What to do => All lines featuring the string "station" are to be listed.
====
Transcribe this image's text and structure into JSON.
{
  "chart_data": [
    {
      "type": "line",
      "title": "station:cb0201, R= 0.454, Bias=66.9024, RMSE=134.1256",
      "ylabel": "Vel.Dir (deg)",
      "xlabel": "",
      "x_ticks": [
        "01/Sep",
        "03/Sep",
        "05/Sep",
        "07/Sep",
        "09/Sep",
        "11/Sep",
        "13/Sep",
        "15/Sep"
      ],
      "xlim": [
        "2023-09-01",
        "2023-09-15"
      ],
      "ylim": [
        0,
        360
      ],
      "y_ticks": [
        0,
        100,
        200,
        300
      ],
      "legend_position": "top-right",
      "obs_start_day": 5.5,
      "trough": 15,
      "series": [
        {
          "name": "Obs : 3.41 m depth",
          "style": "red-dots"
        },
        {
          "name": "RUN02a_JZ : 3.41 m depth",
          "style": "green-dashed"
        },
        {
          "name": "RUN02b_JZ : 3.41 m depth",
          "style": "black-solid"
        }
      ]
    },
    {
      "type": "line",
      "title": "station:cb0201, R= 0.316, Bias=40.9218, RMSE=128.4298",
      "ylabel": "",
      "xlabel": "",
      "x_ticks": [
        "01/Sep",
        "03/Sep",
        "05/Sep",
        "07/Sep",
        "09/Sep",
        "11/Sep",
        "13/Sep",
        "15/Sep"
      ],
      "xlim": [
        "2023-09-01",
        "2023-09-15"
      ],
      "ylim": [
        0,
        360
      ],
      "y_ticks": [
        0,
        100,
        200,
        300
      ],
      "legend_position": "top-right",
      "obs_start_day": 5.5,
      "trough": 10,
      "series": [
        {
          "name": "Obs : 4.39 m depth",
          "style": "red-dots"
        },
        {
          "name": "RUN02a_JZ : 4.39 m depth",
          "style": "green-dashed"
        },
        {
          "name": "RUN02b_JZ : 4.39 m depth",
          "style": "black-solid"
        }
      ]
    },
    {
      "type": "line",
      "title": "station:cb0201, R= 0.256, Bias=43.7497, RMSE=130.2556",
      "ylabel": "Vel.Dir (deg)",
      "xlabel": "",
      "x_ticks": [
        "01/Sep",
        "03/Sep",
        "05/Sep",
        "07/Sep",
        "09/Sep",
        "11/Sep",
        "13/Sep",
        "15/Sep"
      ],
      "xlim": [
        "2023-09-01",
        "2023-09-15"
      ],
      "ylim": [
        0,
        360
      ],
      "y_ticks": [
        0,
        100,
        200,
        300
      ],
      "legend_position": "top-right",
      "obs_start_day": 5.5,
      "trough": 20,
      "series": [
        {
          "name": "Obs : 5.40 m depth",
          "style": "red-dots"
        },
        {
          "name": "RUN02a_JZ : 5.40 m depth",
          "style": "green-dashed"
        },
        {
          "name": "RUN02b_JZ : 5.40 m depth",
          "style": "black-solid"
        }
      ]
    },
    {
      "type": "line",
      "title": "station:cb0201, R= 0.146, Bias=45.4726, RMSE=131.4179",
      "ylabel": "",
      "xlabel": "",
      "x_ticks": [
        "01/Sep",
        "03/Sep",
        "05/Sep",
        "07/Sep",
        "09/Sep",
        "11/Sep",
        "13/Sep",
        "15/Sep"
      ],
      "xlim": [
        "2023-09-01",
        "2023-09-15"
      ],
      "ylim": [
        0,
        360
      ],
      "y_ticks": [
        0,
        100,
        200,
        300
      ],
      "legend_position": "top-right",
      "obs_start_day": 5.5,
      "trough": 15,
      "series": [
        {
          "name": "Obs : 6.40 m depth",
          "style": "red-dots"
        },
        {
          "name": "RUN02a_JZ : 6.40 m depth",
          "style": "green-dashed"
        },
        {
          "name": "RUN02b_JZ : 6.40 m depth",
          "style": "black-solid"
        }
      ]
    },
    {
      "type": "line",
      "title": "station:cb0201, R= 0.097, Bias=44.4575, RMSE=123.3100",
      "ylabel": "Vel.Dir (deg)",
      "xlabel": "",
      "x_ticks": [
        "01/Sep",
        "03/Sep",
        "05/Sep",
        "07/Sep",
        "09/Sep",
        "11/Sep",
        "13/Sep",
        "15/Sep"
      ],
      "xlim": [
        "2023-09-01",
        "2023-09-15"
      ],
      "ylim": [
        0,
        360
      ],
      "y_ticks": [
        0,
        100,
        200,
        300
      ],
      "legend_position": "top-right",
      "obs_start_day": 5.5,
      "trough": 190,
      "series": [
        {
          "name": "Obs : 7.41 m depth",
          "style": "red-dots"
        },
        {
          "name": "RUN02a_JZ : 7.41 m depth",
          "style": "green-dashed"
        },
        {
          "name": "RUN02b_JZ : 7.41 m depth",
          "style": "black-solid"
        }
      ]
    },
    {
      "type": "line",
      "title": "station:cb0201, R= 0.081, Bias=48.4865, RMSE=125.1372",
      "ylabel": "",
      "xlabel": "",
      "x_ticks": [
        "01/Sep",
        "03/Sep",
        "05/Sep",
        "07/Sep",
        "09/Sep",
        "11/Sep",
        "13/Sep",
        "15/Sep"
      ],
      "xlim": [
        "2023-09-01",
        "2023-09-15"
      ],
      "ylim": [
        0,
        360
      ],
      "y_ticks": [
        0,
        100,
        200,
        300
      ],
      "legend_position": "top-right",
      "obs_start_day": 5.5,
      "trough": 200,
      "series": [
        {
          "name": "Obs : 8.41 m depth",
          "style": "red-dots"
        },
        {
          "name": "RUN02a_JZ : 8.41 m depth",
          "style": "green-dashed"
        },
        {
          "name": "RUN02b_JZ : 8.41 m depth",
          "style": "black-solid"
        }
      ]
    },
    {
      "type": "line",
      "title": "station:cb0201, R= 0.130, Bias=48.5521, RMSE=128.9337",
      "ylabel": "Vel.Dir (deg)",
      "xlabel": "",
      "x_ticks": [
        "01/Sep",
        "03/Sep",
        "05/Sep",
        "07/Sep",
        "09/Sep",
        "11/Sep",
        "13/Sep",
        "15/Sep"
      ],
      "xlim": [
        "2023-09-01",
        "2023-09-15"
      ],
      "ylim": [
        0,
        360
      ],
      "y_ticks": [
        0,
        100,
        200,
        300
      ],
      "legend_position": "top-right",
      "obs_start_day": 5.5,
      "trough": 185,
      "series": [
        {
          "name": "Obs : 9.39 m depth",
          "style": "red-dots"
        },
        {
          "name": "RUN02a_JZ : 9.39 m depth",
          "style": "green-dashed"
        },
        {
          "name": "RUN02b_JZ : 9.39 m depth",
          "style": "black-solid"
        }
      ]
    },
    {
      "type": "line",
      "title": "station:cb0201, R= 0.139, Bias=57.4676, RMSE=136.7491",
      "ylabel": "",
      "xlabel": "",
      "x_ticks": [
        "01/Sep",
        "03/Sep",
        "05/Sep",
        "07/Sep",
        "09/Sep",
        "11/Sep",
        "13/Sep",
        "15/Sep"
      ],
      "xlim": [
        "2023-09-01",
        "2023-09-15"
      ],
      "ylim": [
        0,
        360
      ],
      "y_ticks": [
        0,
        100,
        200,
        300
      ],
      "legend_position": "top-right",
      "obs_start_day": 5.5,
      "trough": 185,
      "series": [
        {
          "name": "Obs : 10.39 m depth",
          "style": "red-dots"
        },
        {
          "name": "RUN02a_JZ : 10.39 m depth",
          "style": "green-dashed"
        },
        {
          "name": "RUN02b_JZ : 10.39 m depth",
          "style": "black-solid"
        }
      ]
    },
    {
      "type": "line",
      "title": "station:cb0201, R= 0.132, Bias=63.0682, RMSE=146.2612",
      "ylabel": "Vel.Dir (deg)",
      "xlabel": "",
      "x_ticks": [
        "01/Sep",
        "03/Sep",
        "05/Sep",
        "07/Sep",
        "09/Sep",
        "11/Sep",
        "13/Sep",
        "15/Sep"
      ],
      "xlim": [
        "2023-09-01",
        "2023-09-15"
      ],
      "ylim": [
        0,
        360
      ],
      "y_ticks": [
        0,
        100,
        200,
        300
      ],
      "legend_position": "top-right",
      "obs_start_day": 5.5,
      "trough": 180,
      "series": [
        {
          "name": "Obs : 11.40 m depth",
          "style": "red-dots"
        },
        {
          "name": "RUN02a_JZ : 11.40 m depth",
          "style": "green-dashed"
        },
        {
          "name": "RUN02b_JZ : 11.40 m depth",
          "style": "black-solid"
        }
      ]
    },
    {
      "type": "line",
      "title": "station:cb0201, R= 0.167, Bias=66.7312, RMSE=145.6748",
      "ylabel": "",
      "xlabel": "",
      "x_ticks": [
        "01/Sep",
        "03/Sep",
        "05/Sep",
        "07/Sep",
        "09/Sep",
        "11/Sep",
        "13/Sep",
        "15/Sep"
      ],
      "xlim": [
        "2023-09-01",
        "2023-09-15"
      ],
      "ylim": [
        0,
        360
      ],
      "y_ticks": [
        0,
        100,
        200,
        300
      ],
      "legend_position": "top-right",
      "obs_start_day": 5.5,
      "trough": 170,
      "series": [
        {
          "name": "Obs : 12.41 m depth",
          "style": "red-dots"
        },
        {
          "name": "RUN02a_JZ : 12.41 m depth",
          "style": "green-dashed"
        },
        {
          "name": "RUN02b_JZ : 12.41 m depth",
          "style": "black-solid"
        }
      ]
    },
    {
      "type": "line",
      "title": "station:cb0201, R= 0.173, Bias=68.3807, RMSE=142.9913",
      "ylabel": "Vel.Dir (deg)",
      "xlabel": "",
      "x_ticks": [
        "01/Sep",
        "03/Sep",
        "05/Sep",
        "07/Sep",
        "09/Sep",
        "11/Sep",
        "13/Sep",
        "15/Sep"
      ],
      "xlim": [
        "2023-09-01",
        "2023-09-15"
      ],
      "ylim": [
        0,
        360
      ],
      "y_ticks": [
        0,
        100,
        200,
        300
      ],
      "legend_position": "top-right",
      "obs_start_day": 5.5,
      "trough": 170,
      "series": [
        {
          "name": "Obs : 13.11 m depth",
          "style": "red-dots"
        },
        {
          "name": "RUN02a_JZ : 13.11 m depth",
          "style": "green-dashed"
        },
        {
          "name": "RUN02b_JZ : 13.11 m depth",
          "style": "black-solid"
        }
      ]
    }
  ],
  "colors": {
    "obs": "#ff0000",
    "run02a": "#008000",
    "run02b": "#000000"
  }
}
====
Result for this exercise =>
      "title": "station:cb0201, R= 0.454, Bias=66.9024, RMSE=134.1256",
      "title": "station:cb0201, R= 0.316, Bias=40.9218, RMSE=128.4298",
      "title": "station:cb0201, R= 0.256, Bias=43.7497, RMSE=130.2556",
      "title": "station:cb0201, R= 0.146, Bias=45.4726, RMSE=131.4179",
      "title": "station:cb0201, R= 0.097, Bias=44.4575, RMSE=123.3100",
      "title": "station:cb0201, R= 0.081, Bias=48.4865, RMSE=125.1372",
      "title": "station:cb0201, R= 0.130, Bias=48.5521, RMSE=128.9337",
      "title": "station:cb0201, R= 0.139, Bias=57.4676, RMSE=136.7491",
      "title": "station:cb0201, R= 0.132, Bias=63.0682, RMSE=146.2612",
      "title": "station:cb0201, R= 0.167, Bias=66.7312, RMSE=145.6748",
      "title": "station:cb0201, R= 0.173, Bias=68.3807, RMSE=142.9913",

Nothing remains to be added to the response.